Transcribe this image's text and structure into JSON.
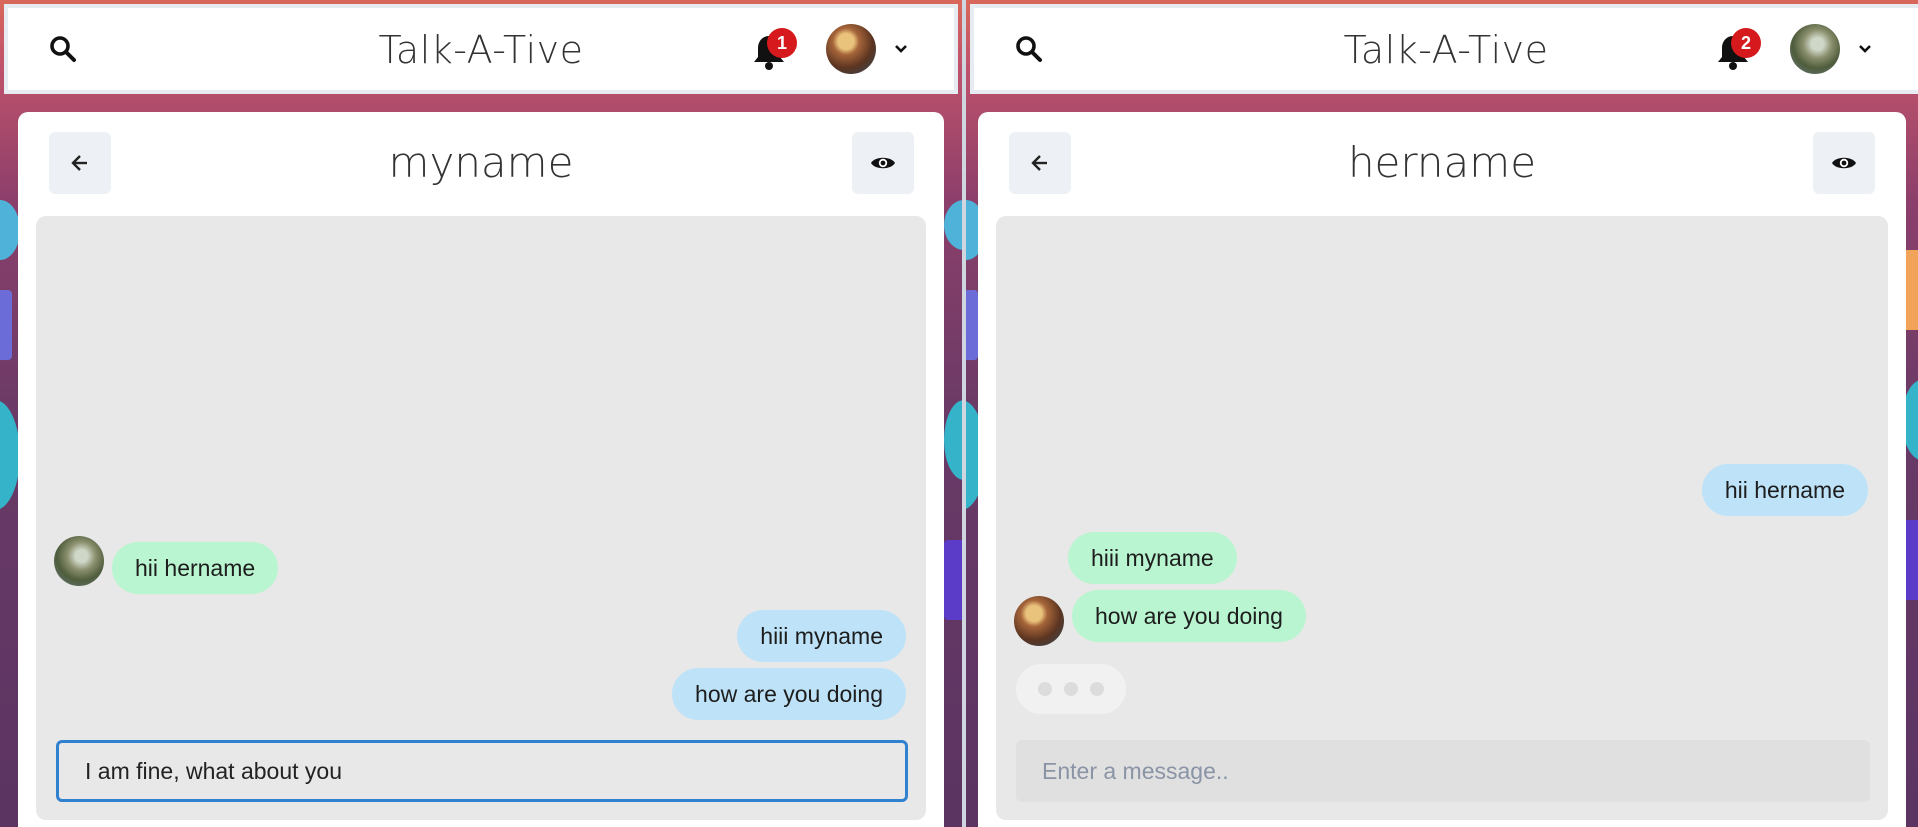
{
  "app": {
    "title": "Talk-A-Tive"
  },
  "left": {
    "notification_count": "1",
    "chat_title": "myname",
    "messages": [
      {
        "text": "hii hername",
        "side": "recv"
      },
      {
        "text": "hiii myname",
        "side": "sent"
      },
      {
        "text": "how are you doing",
        "side": "sent"
      }
    ],
    "input_value": "I am fine, what about you"
  },
  "right": {
    "notification_count": "2",
    "chat_title": "hername",
    "messages": [
      {
        "text": "hii hername",
        "side": "sent"
      },
      {
        "text": "hiii myname",
        "side": "recv"
      },
      {
        "text": "how are you doing",
        "side": "recv"
      }
    ],
    "input_placeholder": "Enter a message.."
  },
  "colors": {
    "sent_bubble": "#bee3f8",
    "recv_bubble": "#b9f5d0",
    "badge": "#d5191c",
    "input_focus": "#3182ce"
  },
  "icons": [
    "search-icon",
    "bell-icon",
    "chevron-down-icon",
    "arrow-left-icon",
    "eye-icon"
  ]
}
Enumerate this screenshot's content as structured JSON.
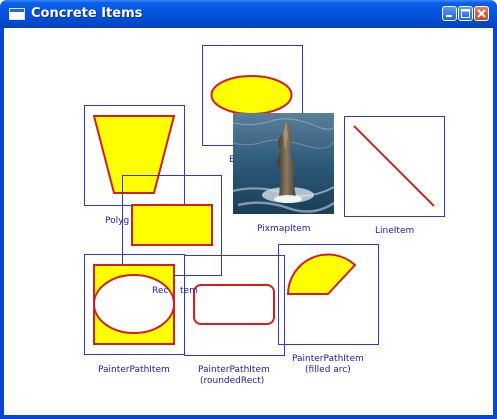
{
  "window": {
    "title": "Concrete Items",
    "title_icon": "app-window-icon",
    "buttons": {
      "minimize_icon": "minimize-icon",
      "maximize_icon": "maximize-icon",
      "close_icon": "close-icon"
    }
  },
  "colors": {
    "item_border": "#3535d0",
    "shape_stroke": "#d21f1f",
    "shape_fill": "#ffff00",
    "label_text": "#1c1ca8",
    "titlebar": "#0454dd"
  },
  "items": {
    "ellipse": {
      "label_partial": "E"
    },
    "polygon": {
      "label_partial": "Polyg"
    },
    "rect": {
      "label_partial": "Rec",
      "label_partial_tail": "tem"
    },
    "pixmap": {
      "label": "PixmapItem",
      "image": "sea-stack-photo"
    },
    "line": {
      "label": "LineItem"
    },
    "painter_path": {
      "label": "PainterPathItem"
    },
    "rounded_rect": {
      "label_line1": "PainterPathItem",
      "label_line2": "(roundedRect)"
    },
    "filled_arc": {
      "label_line1": "PainterPathItem",
      "label_line2": "(filled arc)"
    }
  }
}
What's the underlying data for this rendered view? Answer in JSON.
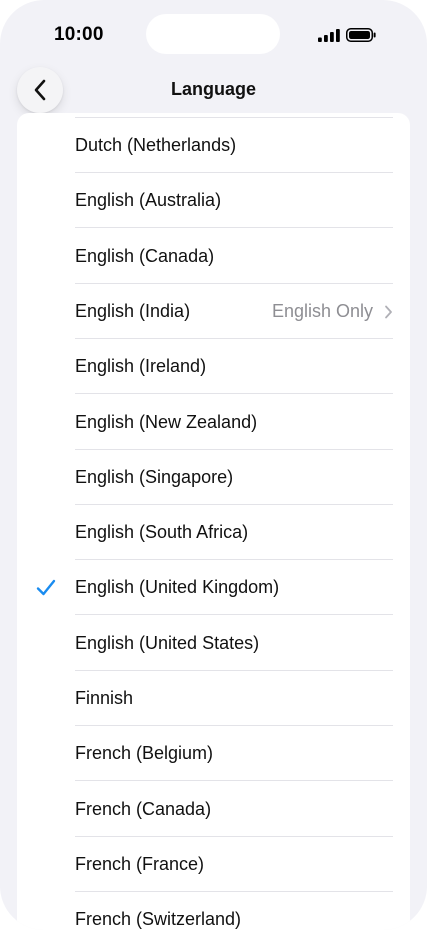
{
  "status_bar": {
    "time": "10:00"
  },
  "header": {
    "title": "Language"
  },
  "colors": {
    "accent": "#1a8cf0",
    "background": "#f2f2f7",
    "secondary_text": "#8e8e93"
  },
  "languages": [
    {
      "label": "Dutch (Netherlands)",
      "detail": "",
      "selected": false
    },
    {
      "label": "English (Australia)",
      "detail": "",
      "selected": false
    },
    {
      "label": "English (Canada)",
      "detail": "",
      "selected": false
    },
    {
      "label": "English (India)",
      "detail": "English Only",
      "selected": false
    },
    {
      "label": "English (Ireland)",
      "detail": "",
      "selected": false
    },
    {
      "label": "English (New Zealand)",
      "detail": "",
      "selected": false
    },
    {
      "label": "English (Singapore)",
      "detail": "",
      "selected": false
    },
    {
      "label": "English (South Africa)",
      "detail": "",
      "selected": false
    },
    {
      "label": "English (United Kingdom)",
      "detail": "",
      "selected": true
    },
    {
      "label": "English (United States)",
      "detail": "",
      "selected": false
    },
    {
      "label": "Finnish",
      "detail": "",
      "selected": false
    },
    {
      "label": "French (Belgium)",
      "detail": "",
      "selected": false
    },
    {
      "label": "French (Canada)",
      "detail": "",
      "selected": false
    },
    {
      "label": "French (France)",
      "detail": "",
      "selected": false
    },
    {
      "label": "French (Switzerland)",
      "detail": "",
      "selected": false
    }
  ]
}
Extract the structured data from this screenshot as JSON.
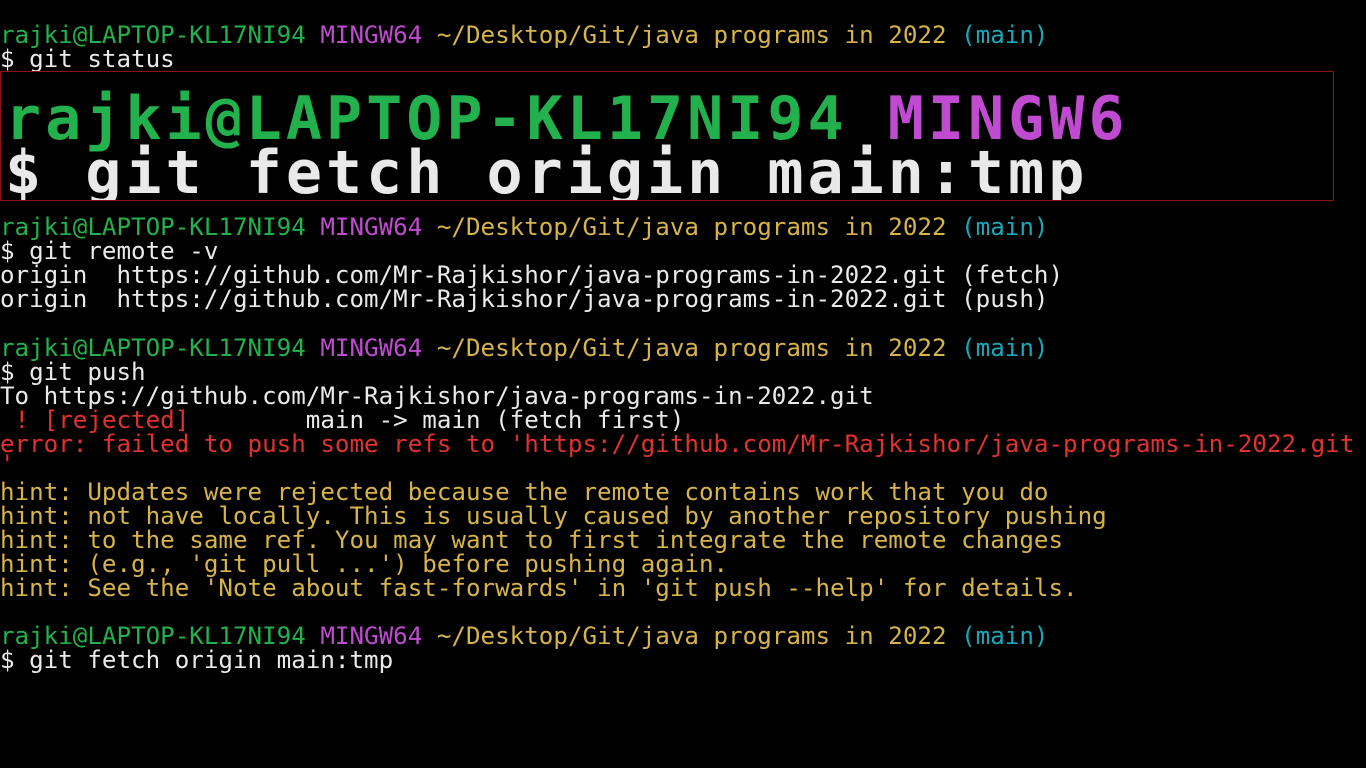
{
  "prompt": {
    "user_host": "rajki@LAPTOP-KL17NI94",
    "shell": "MINGW64",
    "path": "~/Desktop/Git/java programs in 2022",
    "branch": "(main)"
  },
  "zoom": {
    "user_host": "rajki@LAPTOP-KL17NI94",
    "shell": "MINGW6",
    "command": "$ git fetch origin main:tmp"
  },
  "commands": {
    "status": "$ git status",
    "remote": "$ git remote -v",
    "push": "$ git push",
    "fetch": "$ git fetch origin main:tmp"
  },
  "remote_output": [
    "origin  https://github.com/Mr-Rajkishor/java-programs-in-2022.git (fetch)",
    "origin  https://github.com/Mr-Rajkishor/java-programs-in-2022.git (push)"
  ],
  "push_output": {
    "to_line": "To https://github.com/Mr-Rajkishor/java-programs-in-2022.git",
    "rejected_tag": " ! [rejected]",
    "rejected_detail": "        main -> main (fetch first)",
    "error_line": "error: failed to push some refs to 'https://github.com/Mr-Rajkishor/java-programs-in-2022.git",
    "error_cont": "'",
    "hints": [
      "hint: Updates were rejected because the remote contains work that you do",
      "hint: not have locally. This is usually caused by another repository pushing",
      "hint: to the same ref. You may want to first integrate the remote changes",
      "hint: (e.g., 'git pull ...') before pushing again.",
      "hint: See the 'Note about fast-forwards' in 'git push --help' for details."
    ]
  },
  "colors": {
    "background": "#000000",
    "user_host": "#22b14c",
    "shell": "#c04bd0",
    "path": "#d6b44a",
    "branch": "#1aa7b8",
    "error": "#e0322f",
    "zoom_border": "#8a1414"
  }
}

· · · · ·

Your goal>
In the records above, locate the lines holding the word "English". Copy each of them.

Exercise response>
      "label": "English (Australia)",
      "label": "English (Canada)",
      "label": "English (India)",
      "detail": "English Only",
      "label": "English (Ireland)",
      "label": "English (New Zealand)",
      "label": "English (Singapore)",
      "label": "English (South Africa)",
      "label": "English (United Kingdom)",
      "label": "English (United States)",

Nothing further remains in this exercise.